Every line with the string "Dexterity" should be gathered.
>> begin Given records
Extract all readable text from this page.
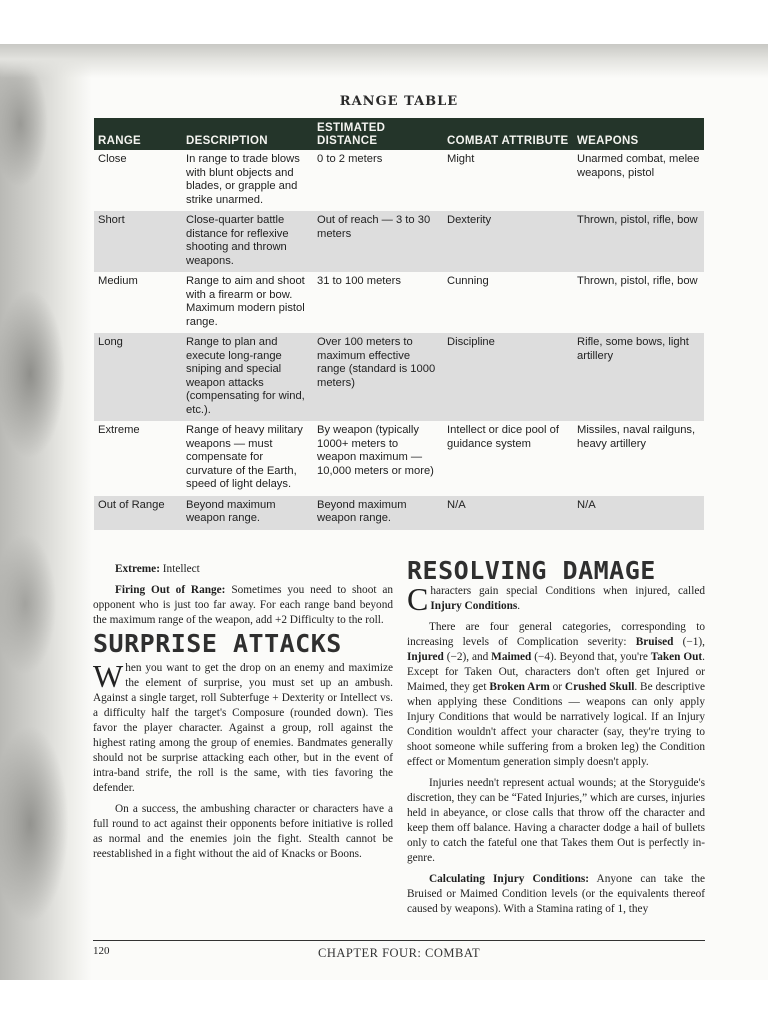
RANGE TABLE
RANGE	DESCRIPTION	ESTIMATED DISTANCE	COMBAT ATTRIBUTE	WEAPONS
Close	In range to trade blows with blunt objects and blades, or grapple and strike unarmed.	0 to 2 meters	Might	Unarmed combat, melee weapons, pistol
Short	Close-quarter battle distance for reflexive shooting and thrown weapons.	Out of reach — 3 to 30 meters	Dexterity	Thrown, pistol, rifle, bow
Medium	Range to aim and shoot with a firearm or bow. Maximum modern pistol range.	31 to 100 meters	Cunning	Thrown, pistol, rifle, bow
Long	Range to plan and execute long-range sniping and special weapon attacks (compensating for wind, etc.).	Over 100 meters to maximum effective range (standard is 1000 meters)	Discipline	Rifle, some bows, light artillery
Extreme	Range of heavy military weapons — must compensate for curvature of the Earth, speed of light delays.	By weapon (typically 1000+ meters to weapon maximum — 10,000 meters or more)	Intellect or dice pool of guidance system	Missiles, naval railguns, heavy artillery
Out of Range	Beyond maximum weapon range.	Beyond maximum weapon range.	N/A	N/A

Extreme: Intellect

Firing Out of Range: Sometimes you need to shoot an opponent who is just too far away. For each range band beyond the maximum range of the weapon, add +2 Difficulty to the roll.

SURPRISE ATTACKS

When you want to get the drop on an enemy and maximize the element of surprise, you must set up an ambush. Against a single target, roll Subterfuge + Dexterity or Intellect vs. a difficulty half the target's Composure (rounded down). Ties favor the player character. Against a group, roll against the highest rating among the group of enemies. Bandmates generally should not be surprise attacking each other, but in the event of intra-band strife, the roll is the same, with ties favoring the defender.

On a success, the ambushing character or characters have a full round to act against their opponents before initiative is rolled as normal and the enemies join the fight. Stealth cannot be reestablished in a fight without the aid of Knacks or Boons.

RESOLVING DAMAGE

Characters gain special Conditions when injured, called Injury Conditions.

There are four general categories, corresponding to increasing levels of Complication severity: Bruised (−1), Injured (−2), and Maimed (−4). Beyond that, you're Taken Out. Except for Taken Out, characters don't often get Injured or Maimed, they get Broken Arm or Crushed Skull. Be descriptive when applying these Conditions — weapons can only apply Injury Conditions that would be narratively logical. If an Injury Condition wouldn't affect your character (say, they're trying to shoot someone while suffering from a broken leg) the Condition effect or Momentum generation simply doesn't apply.

Injuries needn't represent actual wounds; at the Storyguide's discretion, they can be “Fated Injuries,” which are curses, injuries held in abeyance, or close calls that throw off the character and keep them off balance. Having a character dodge a hail of bullets only to catch the fateful one that Takes them Out is perfectly in-genre.

Calculating Injury Conditions: Anyone can take the Bruised or Maimed Condition levels (or the equivalents thereof caused by weapons). With a Stamina rating of 1, they

120	CHAPTER FOUR: COMBAT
>> end Given records
Exercise result
Short	Close-quarter battle distance for reflexive shooting and thrown weapons.	Out of reach — 3 to 30 meters	Dexterity	Thrown, pistol, rifle, bow
When you want to get the drop on an enemy and maximize the element of surprise, you must set up an ambush. Against a single target, roll Subterfuge + Dexterity or Intellect vs. a difficulty half the target's Composure (rounded down). Ties favor the player character. Against a group, roll against the highest rating among the group of enemies. Bandmates generally should not be surprise attacking each other, but in the event of intra-band strife, the roll is the same, with ties favoring the defender.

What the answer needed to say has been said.